**The problem**: Output the lines that follow exactly as they are.

**Stored records**:

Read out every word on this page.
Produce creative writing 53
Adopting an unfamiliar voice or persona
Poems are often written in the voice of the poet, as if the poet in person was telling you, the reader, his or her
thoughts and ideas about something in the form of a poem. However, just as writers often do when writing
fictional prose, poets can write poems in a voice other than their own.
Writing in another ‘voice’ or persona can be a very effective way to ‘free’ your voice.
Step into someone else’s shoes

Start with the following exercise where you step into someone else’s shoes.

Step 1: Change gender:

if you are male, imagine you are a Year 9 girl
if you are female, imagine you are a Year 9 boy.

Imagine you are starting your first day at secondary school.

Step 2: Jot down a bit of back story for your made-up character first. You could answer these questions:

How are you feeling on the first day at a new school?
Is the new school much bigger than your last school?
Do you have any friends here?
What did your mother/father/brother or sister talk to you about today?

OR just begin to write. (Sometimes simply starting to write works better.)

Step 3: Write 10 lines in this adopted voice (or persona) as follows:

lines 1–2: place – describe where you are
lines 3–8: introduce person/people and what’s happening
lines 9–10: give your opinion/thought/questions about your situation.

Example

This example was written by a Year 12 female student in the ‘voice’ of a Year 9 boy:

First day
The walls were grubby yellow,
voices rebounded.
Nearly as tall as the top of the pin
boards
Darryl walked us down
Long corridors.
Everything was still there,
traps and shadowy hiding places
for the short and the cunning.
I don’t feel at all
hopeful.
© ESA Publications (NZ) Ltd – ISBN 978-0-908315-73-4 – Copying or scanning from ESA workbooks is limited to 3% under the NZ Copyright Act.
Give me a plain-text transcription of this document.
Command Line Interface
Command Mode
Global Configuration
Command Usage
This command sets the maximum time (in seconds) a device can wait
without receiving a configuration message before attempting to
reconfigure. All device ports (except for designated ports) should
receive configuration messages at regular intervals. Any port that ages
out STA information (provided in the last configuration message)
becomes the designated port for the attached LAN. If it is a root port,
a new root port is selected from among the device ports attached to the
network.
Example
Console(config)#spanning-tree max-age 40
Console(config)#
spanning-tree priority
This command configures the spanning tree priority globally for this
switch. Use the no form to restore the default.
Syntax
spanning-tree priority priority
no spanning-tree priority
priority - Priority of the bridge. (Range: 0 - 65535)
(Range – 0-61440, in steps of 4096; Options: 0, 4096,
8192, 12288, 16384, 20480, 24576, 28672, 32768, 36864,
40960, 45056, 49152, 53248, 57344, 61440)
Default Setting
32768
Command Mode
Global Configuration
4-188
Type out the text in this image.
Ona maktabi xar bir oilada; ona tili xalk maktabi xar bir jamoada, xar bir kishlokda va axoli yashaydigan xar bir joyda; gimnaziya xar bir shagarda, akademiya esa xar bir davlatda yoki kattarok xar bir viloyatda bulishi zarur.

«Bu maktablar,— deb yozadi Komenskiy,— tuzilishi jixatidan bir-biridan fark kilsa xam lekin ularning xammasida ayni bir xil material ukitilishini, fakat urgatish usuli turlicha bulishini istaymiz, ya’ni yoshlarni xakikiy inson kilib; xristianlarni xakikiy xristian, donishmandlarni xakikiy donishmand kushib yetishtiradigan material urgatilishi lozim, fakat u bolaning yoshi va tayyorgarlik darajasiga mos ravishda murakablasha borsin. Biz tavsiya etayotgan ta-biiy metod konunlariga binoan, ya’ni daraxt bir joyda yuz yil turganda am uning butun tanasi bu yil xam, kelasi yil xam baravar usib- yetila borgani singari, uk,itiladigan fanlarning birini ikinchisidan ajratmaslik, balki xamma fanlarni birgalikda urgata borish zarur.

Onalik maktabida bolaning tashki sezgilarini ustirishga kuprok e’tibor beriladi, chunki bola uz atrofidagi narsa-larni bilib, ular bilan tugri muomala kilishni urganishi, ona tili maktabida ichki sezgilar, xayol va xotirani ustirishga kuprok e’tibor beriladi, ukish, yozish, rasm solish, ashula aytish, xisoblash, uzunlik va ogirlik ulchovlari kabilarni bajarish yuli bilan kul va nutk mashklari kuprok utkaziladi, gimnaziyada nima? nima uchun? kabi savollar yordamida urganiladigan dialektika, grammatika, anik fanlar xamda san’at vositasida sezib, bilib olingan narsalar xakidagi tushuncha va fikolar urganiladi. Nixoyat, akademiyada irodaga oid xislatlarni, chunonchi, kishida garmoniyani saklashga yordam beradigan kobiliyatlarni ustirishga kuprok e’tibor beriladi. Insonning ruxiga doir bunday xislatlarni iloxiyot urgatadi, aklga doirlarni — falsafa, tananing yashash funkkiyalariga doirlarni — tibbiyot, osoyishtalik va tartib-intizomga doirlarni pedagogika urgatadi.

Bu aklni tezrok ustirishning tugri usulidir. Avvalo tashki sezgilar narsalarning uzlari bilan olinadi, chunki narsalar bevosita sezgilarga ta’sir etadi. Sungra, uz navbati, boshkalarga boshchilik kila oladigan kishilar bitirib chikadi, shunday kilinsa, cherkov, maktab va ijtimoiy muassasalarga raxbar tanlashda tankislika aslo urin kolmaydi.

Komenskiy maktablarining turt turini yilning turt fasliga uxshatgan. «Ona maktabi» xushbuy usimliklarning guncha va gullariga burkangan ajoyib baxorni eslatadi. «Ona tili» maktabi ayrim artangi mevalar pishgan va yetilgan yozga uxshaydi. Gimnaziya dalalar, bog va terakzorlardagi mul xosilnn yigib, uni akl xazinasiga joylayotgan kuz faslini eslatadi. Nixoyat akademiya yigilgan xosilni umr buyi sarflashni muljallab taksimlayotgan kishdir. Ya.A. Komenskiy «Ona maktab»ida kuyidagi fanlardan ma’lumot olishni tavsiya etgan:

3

**Result of the exercise**:
Read out every word on this page.
Produce creative writing 53
Adopting an unfamiliar voice or persona
Poems are often written in the voice of the poet, as if the poet in person was telling you, the reader, his or her
thoughts and ideas about something in the form of a poem. However, just as writers often do when writing
fictional prose, poets can write poems in a voice other than their own.
Writing in another ‘voice’ or persona can be a very effective way to ‘free’ your voice.
Step into someone else’s shoes

Start with the following exercise where you step into someone else’s shoes.

Step 1: Change gender:

if you are male, imagine you are a Year 9 girl
if you are female, imagine you are a Year 9 boy.

Imagine you are starting your first day at secondary school.

Step 2: Jot down a bit of back story for your made-up character first. You could answer these questions:

How are you feeling on the first day at a new school?
Is the new school much bigger than your last school?
Do you have any friends here?
What did your mother/father/brother or sister talk to you about today?

OR just begin to write. (Sometimes simply starting to write works better.)

Step 3: Write 10 lines in this adopted voice (or persona) as follows:

lines 1–2: place – describe where you are
lines 3–8: introduce person/people and what’s happening
lines 9–10: give your opinion/thought/questions about your situation.

Example

This example was written by a Year 12 female student in the ‘voice’ of a Year 9 boy:

First day
The walls were grubby yellow,
voices rebounded.
Nearly as tall as the top of the pin
boards
Darryl walked us down
Long corridors.
Everything was still there,
traps and shadowy hiding places
for the short and the cunning.
I don’t feel at all
hopeful.
© ESA Publications (NZ) Ltd – ISBN 978-0-908315-73-4 – Copying or scanning from ESA workbooks is limited to 3% under the NZ Copyright Act.
Give me a plain-text transcription of this document.
Command Line Interface
Command Mode
Global Configuration
Command Usage
This command sets the maximum time (in seconds) a device can wait
without receiving a configuration message before attempting to
reconfigure. All device ports (except for designated ports) should
receive configuration messages at regular intervals. Any port that ages
out STA information (provided in the last configuration message)
becomes the designated port for the attached LAN. If it is a root port,
a new root port is selected from among the device ports attached to the
network.
Example
Console(config)#spanning-tree max-age 40
Console(config)#
spanning-tree priority
This command configures the spanning tree priority globally for this
switch. Use the no form to restore the default.
Syntax
spanning-tree priority priority
no spanning-tree priority
priority - Priority of the bridge. (Range: 0 - 65535)
(Range – 0-61440, in steps of 4096; Options: 0, 4096,
8192, 12288, 16384, 20480, 24576, 28672, 32768, 36864,
40960, 45056, 49152, 53248, 57344, 61440)
Default Setting
32768
Command Mode
Global Configuration
4-188
Type out the text in this image.
Ona maktabi xar bir oilada; ona tili xalk maktabi xar bir jamoada, xar bir kishlokda va axoli yashaydigan xar bir joyda; gimnaziya xar bir shagarda, akademiya esa xar bir davlatda yoki kattarok xar bir viloyatda bulishi zarur.

«Bu maktablar,— deb yozadi Komenskiy,— tuzilishi jixatidan bir-biridan fark kilsa xam lekin ularning xammasida ayni bir xil material ukitilishini, fakat urgatish usuli turlicha bulishini istaymiz, ya’ni yoshlarni xakikiy inson kilib; xristianlarni xakikiy xristian, donishmandlarni xakikiy donishmand kushib yetishtiradigan material urgatilishi lozim, fakat u bolaning yoshi va tayyorgarlik darajasiga mos ravishda murakablasha borsin. Biz tavsiya etayotgan ta-biiy metod konunlariga binoan, ya’ni daraxt bir joyda yuz yil turganda am uning butun tanasi bu yil xam, kelasi yil xam baravar usib- yetila borgani singari, uk,itiladigan fanlarning birini ikinchisidan ajratmaslik, balki xamma fanlarni birgalikda urgata borish zarur.

Onalik maktabida bolaning tashki sezgilarini ustirishga kuprok e’tibor beriladi, chunki bola uz atrofidagi narsa-larni bilib, ular bilan tugri muomala kilishni urganishi, ona tili maktabida ichki sezgilar, xayol va xotirani ustirishga kuprok e’tibor beriladi, ukish, yozish, rasm solish, ashula aytish, xisoblash, uzunlik va ogirlik ulchovlari kabilarni bajarish yuli bilan kul va nutk mashklari kuprok utkaziladi, gimnaziyada nima? nima uchun? kabi savollar yordamida urganiladigan dialektika, grammatika, anik fanlar xamda san’at vositasida sezib, bilib olingan narsalar xakidagi tushuncha va fikolar urganiladi. Nixoyat, akademiyada irodaga oid xislatlarni, chunonchi, kishida garmoniyani saklashga yordam beradigan kobiliyatlarni ustirishga kuprok e’tibor beriladi. Insonning ruxiga doir bunday xislatlarni iloxiyot urgatadi, aklga doirlarni — falsafa, tananing yashash funkkiyalariga doirlarni — tibbiyot, osoyishtalik va tartib-intizomga doirlarni pedagogika urgatadi.

Bu aklni tezrok ustirishning tugri usulidir. Avvalo tashki sezgilar narsalarning uzlari bilan olinadi, chunki narsalar bevosita sezgilarga ta’sir etadi. Sungra, uz navbati, boshkalarga boshchilik kila oladigan kishilar bitirib chikadi, shunday kilinsa, cherkov, maktab va ijtimoiy muassasalarga raxbar tanlashda tankislika aslo urin kolmaydi.

Komenskiy maktablarining turt turini yilning turt fasliga uxshatgan. «Ona maktabi» xushbuy usimliklarning guncha va gullariga burkangan ajoyib baxorni eslatadi. «Ona tili» maktabi ayrim artangi mevalar pishgan va yetilgan yozga uxshaydi. Gimnaziya dalalar, bog va terakzorlardagi mul xosilnn yigib, uni akl xazinasiga joylayotgan kuz faslini eslatadi. Nixoyat akademiya yigilgan xosilni umr buyi sarflashni muljallab taksimlayotgan kishdir. Ya.A. Komenskiy «Ona maktab»ida kuyidagi fanlardan ma’lumot olishni tavsiya etgan:

3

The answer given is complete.